[Data records]

------------------------------------------------------------------------

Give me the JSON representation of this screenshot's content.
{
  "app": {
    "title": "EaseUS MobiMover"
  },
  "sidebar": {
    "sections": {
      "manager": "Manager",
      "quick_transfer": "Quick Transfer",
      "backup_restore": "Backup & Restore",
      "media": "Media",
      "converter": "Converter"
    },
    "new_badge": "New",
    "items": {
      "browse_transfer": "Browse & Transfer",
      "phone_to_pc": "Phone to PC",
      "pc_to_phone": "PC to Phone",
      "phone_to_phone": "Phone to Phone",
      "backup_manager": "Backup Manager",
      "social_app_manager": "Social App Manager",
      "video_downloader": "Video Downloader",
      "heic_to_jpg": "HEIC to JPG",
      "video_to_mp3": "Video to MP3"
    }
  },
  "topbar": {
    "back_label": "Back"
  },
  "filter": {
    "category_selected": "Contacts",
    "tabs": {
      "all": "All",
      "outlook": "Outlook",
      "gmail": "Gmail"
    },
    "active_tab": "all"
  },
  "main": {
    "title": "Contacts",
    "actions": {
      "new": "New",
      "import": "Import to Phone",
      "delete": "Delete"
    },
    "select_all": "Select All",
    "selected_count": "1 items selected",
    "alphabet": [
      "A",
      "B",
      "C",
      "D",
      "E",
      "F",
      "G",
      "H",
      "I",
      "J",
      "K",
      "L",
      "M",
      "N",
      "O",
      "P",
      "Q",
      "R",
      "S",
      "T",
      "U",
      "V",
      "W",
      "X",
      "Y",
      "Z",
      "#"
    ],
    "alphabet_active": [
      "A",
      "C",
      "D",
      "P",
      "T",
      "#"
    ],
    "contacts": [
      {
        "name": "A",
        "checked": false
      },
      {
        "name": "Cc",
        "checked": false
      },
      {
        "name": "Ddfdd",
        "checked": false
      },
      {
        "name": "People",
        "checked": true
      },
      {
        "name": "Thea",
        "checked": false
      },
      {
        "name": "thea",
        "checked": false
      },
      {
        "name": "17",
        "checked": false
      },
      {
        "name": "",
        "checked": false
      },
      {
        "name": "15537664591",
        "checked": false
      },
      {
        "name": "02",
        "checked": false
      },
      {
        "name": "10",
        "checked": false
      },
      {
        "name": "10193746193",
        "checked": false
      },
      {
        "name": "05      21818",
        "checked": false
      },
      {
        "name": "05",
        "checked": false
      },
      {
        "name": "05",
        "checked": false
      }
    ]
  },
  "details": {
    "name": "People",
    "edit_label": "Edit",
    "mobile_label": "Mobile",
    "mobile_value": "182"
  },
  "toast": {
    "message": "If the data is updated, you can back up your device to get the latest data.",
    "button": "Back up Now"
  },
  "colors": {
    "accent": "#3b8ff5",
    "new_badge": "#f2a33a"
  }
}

------------------------------------------------------------------------

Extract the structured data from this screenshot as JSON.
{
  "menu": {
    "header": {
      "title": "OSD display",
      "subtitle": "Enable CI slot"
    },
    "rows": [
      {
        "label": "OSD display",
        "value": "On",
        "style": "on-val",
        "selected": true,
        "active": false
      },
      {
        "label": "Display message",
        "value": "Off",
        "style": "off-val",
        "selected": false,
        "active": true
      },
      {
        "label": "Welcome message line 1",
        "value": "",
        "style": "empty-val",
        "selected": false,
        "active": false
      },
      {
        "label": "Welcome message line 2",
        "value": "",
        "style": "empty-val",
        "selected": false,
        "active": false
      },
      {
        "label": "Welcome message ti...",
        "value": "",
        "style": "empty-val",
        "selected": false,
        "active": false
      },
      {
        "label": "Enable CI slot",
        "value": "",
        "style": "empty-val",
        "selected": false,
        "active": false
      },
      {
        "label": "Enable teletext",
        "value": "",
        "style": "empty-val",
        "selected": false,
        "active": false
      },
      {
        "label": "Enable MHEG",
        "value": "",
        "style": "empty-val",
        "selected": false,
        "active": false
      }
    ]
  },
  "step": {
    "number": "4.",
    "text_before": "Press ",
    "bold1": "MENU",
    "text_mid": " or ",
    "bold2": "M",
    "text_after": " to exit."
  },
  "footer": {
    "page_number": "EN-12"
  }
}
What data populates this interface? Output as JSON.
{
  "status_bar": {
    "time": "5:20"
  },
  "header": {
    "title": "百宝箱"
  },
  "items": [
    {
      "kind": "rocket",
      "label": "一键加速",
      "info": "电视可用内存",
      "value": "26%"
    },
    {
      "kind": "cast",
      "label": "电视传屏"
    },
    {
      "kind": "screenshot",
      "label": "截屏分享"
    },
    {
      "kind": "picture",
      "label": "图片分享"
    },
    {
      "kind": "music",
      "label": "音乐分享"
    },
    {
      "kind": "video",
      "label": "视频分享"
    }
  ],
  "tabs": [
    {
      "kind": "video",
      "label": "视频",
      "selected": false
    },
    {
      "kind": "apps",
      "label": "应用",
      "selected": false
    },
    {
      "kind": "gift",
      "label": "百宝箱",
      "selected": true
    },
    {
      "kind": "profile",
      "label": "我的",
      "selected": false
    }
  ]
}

------------------------------------------------------------------------

Tell how many lines hold the string "Backup", giving the number and nothing else.

** Complete response **
2